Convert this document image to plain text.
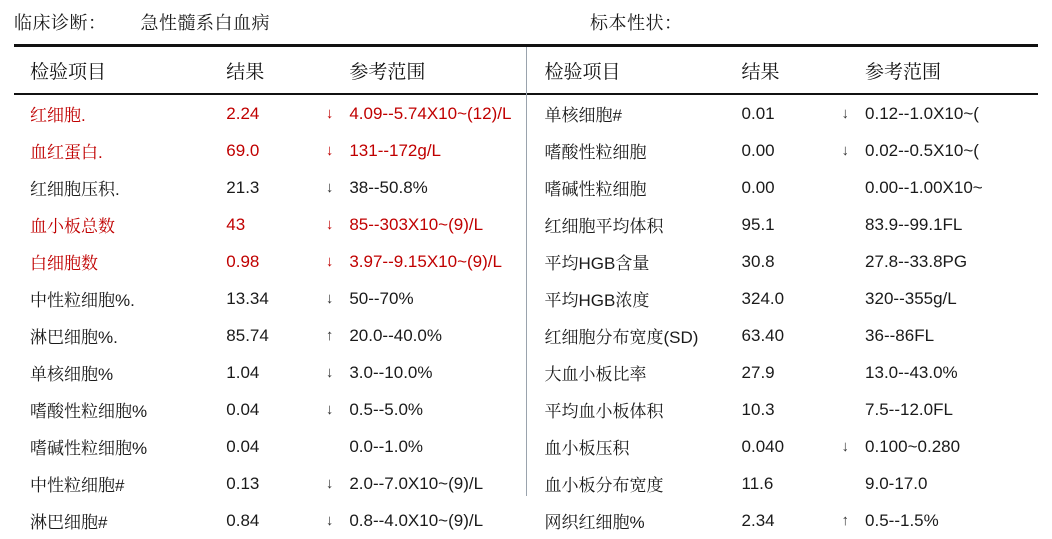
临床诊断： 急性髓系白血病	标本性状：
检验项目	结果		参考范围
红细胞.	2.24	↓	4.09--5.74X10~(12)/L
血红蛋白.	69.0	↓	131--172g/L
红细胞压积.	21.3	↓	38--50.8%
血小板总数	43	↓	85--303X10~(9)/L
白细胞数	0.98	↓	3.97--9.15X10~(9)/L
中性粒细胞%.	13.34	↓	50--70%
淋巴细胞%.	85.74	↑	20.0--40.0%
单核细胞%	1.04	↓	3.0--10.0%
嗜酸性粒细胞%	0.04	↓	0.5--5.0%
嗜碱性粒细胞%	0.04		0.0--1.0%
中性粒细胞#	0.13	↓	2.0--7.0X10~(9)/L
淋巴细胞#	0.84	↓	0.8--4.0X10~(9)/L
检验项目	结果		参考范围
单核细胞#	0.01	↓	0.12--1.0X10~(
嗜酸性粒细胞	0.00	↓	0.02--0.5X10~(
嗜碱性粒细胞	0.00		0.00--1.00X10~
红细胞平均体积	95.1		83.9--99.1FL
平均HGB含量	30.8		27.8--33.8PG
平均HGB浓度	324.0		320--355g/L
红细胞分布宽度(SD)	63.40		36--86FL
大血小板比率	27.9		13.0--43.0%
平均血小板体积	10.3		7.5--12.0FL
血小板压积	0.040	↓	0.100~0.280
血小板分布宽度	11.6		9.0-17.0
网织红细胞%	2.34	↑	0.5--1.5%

•••

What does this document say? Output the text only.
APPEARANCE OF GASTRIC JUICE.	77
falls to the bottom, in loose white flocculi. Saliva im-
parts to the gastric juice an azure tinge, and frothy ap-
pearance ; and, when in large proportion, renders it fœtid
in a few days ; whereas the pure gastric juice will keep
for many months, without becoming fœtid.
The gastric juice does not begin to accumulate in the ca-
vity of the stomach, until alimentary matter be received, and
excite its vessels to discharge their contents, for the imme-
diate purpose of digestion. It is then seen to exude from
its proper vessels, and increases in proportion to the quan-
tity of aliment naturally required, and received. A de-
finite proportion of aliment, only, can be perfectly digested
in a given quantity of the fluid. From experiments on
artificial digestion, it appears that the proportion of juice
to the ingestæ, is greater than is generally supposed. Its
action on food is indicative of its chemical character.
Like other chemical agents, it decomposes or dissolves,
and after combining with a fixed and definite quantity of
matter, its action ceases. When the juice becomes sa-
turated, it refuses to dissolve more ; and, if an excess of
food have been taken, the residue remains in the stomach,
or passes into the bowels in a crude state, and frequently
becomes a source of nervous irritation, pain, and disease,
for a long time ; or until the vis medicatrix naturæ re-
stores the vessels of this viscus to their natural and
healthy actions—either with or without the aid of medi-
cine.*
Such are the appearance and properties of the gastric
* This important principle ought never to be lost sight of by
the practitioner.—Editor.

•••

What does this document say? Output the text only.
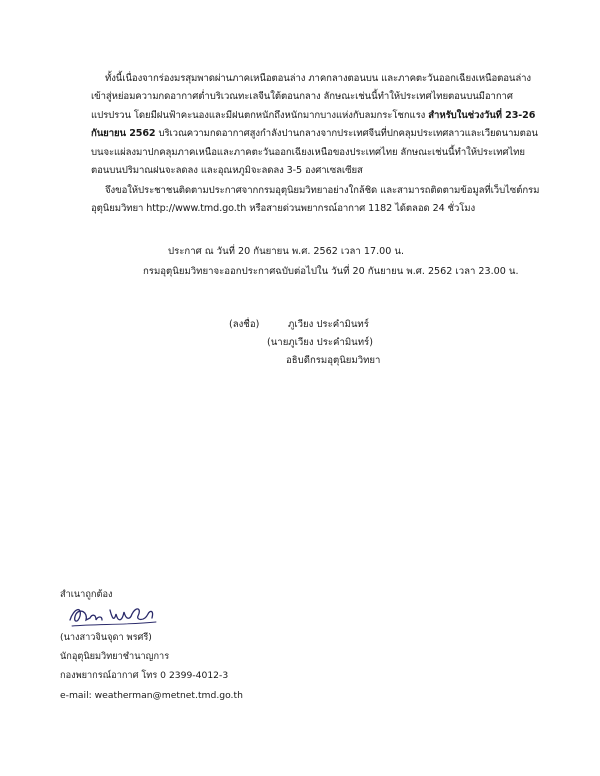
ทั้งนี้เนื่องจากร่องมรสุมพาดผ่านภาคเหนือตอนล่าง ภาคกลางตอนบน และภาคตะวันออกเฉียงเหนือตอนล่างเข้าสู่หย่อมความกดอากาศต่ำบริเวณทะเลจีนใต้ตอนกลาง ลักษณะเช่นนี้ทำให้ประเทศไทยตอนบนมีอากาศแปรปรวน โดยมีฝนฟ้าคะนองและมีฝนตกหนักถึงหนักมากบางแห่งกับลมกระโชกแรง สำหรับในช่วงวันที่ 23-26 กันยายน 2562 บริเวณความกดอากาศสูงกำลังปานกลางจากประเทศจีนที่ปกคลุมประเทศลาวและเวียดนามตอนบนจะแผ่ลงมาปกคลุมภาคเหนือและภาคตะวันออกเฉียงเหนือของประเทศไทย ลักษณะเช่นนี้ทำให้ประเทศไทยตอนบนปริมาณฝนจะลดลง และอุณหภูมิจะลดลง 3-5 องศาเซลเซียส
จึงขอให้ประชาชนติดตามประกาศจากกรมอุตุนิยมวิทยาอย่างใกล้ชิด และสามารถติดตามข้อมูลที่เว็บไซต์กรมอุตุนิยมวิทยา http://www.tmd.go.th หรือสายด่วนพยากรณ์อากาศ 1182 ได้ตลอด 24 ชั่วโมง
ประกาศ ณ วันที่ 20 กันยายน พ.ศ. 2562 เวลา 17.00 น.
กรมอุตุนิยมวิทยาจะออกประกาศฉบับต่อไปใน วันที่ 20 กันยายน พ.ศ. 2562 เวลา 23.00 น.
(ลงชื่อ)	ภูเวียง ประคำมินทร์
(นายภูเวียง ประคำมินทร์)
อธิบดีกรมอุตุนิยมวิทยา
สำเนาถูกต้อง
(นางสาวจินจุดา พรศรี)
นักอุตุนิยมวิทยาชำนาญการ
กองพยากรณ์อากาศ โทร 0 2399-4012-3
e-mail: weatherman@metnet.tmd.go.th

•••

• TO DO: Scan the records for the string "นยายน". Copy each line in which it appears.

• EXERCISE RESPONSE:
ทั้งนี้เนื่องจากร่องมรสุมพาดผ่านภาคเหนือตอนล่าง ภาคกลางตอนบน และภาคตะวันออกเฉียงเหนือตอนล่างเข้าสู่หย่อมความกดอากาศต่ำบริเวณทะเลจีนใต้ตอนกลาง ลักษณะเช่นนี้ทำให้ประเทศไทยตอนบนมีอากาศแปรปรวน โดยมีฝนฟ้าคะนองและมีฝนตกหนักถึงหนักมากบางแห่งกับลมกระโชกแรง สำหรับในช่วงวันที่ 23-26 กันยายน 2562 บริเวณความกดอากาศสูงกำลังปานกลางจากประเทศจีนที่ปกคลุมประเทศลาวและเวียดนามตอนบนจะแผ่ลงมาปกคลุมภาคเหนือและภาคตะวันออกเฉียงเหนือของประเทศไทย ลักษณะเช่นนี้ทำให้ประเทศไทยตอนบนปริมาณฝนจะลดลง และอุณหภูมิจะลดลง 3-5 องศาเซลเซียส
ประกาศ ณ วันที่ 20 กันยายน พ.ศ. 2562 เวลา 17.00 น.
กรมอุตุนิยมวิทยาจะออกประกาศฉบับต่อไปใน วันที่ 20 กันยายน พ.ศ. 2562 เวลา 23.00 น.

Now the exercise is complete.